- The task -
Lines containing the word "analyst" are the ones to copy from the records below.

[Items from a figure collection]
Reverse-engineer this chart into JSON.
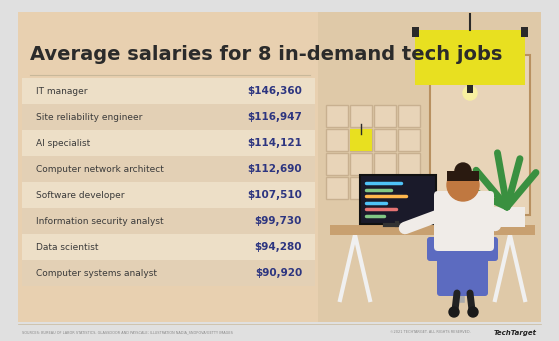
{
  "title": "Average salaries for 8 in-demand tech jobs",
  "jobs": [
    "IT manager",
    "Site reliability engineer",
    "AI specialist",
    "Computer network architect",
    "Software developer",
    "Information security analyst",
    "Data scientist",
    "Computer systems analyst"
  ],
  "salaries": [
    "$146,360",
    "$116,947",
    "$114,121",
    "$112,690",
    "$107,510",
    "$99,730",
    "$94,280",
    "$90,920"
  ],
  "bg_outer": "#e0e0e0",
  "bg_card": "#e8d0b0",
  "bg_card_inner": "#dfc9a8",
  "row_light": "#eddfc7",
  "row_dark": "#e3d0b5",
  "title_color": "#2b2b2b",
  "job_color": "#3a3a3a",
  "salary_color": "#2d3580",
  "divider_color": "#c8b89a",
  "footer_text": "SOURCES: BUREAU OF LABOR STATISTICS, GLASSDOOR AND PAYSCALE; ILLUSTRATION NADIA_SNOPOVA/GETTY IMAGES",
  "footer_right": "©2021 TECHTARGET. ALL RIGHTS RESERVED.",
  "brand": "TechTarget",
  "lamp_yellow": "#e8e020",
  "lamp_dark": "#2a2a2a",
  "wall_color": "#c8a878",
  "window_color": "#d4b88a",
  "window_pane": "#e8d4b8",
  "desk_color": "#c8a070",
  "desk_leg_color": "#f0f0f0",
  "monitor_dark": "#1a1a2a",
  "chair_color": "#5c6bc0",
  "person_skin": "#c07840",
  "person_hair": "#2a1a10",
  "person_shirt": "#f0ece8",
  "plant_green": "#3a9040",
  "plant_pot": "#f0ece8"
}
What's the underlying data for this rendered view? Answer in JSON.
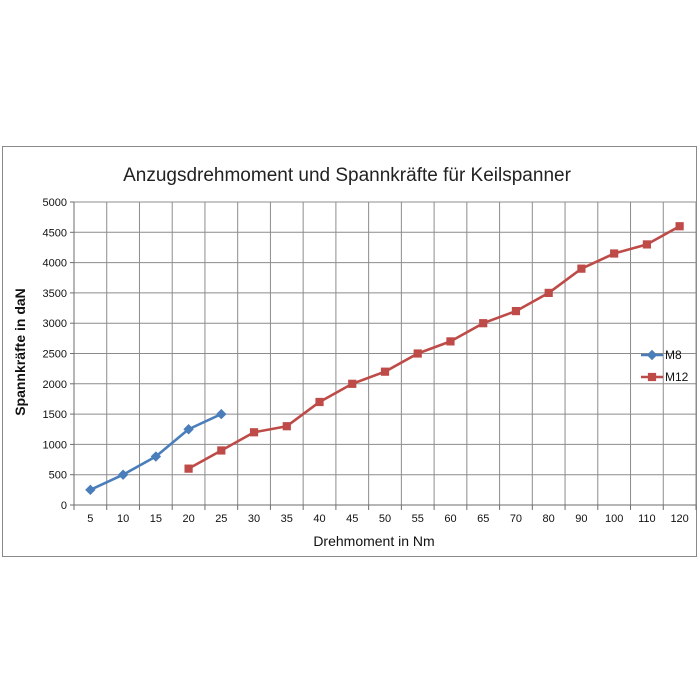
{
  "chart_data": {
    "type": "line",
    "title": "Anzugsdrehmoment und Spannkräfte für Keilspanner",
    "xlabel": "Drehmoment in Nm",
    "ylabel": "Spannkräfte in daN",
    "categories": [
      "5",
      "10",
      "15",
      "20",
      "25",
      "30",
      "35",
      "40",
      "45",
      "50",
      "55",
      "60",
      "65",
      "70",
      "80",
      "90",
      "100",
      "110",
      "120"
    ],
    "ylim": [
      0,
      5000
    ],
    "yticks": [
      "0",
      "500",
      "1000",
      "1500",
      "2000",
      "2500",
      "3000",
      "3500",
      "4000",
      "4500",
      "5000"
    ],
    "grid": true,
    "legend_position": "right",
    "series": [
      {
        "name": "M8",
        "color": "#4a7ebb",
        "marker": "diamond",
        "values": [
          250,
          500,
          800,
          1250,
          1500,
          null,
          null,
          null,
          null,
          null,
          null,
          null,
          null,
          null,
          null,
          null,
          null,
          null,
          null
        ]
      },
      {
        "name": "M12",
        "color": "#be4b48",
        "marker": "square",
        "values": [
          null,
          null,
          null,
          600,
          900,
          1200,
          1300,
          1700,
          2000,
          2200,
          2500,
          2700,
          3000,
          3200,
          3500,
          3900,
          4150,
          4300,
          4600
        ]
      }
    ]
  }
}
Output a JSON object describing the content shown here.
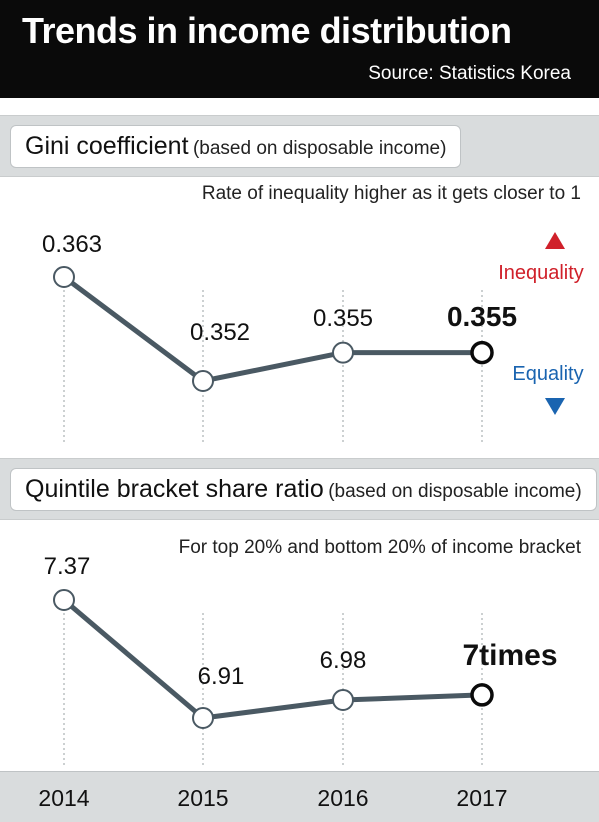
{
  "header": {
    "title": "Trends in income distribution",
    "source": "Source: Statistics Korea"
  },
  "gini": {
    "title": "Gini coefficient",
    "subtitle": "(based on disposable income)",
    "note": "Rate of inequality higher as it gets closer to 1",
    "legend_up": "Inequality",
    "legend_down": "Equality",
    "up_color": "#d0202a",
    "down_color": "#1a64b0"
  },
  "quintile": {
    "title": "Quintile bracket share ratio",
    "subtitle": "(based on disposable income)",
    "note": "For top 20% and bottom 20% of income bracket"
  },
  "chart_data": [
    {
      "type": "line",
      "title": "Gini coefficient",
      "categories": [
        "2014",
        "2015",
        "2016",
        "2017"
      ],
      "values": [
        0.363,
        0.352,
        0.355,
        0.355
      ],
      "labels": [
        "0.363",
        "0.352",
        "0.355",
        "0.355"
      ],
      "ylim": [
        0.348,
        0.366
      ],
      "line_color": "#4a5963"
    },
    {
      "type": "line",
      "title": "Quintile bracket share ratio",
      "categories": [
        "2014",
        "2015",
        "2016",
        "2017"
      ],
      "values": [
        7.37,
        6.91,
        6.98,
        7.0
      ],
      "labels": [
        "7.37",
        "6.91",
        "6.98",
        "7times"
      ],
      "ylim": [
        6.87,
        7.4
      ],
      "line_color": "#4a5963"
    }
  ],
  "x_axis": {
    "categories": [
      "2014",
      "2015",
      "2016",
      "2017"
    ]
  }
}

- Complete response -
    "Information security analyst",
    "Computer systems analyst"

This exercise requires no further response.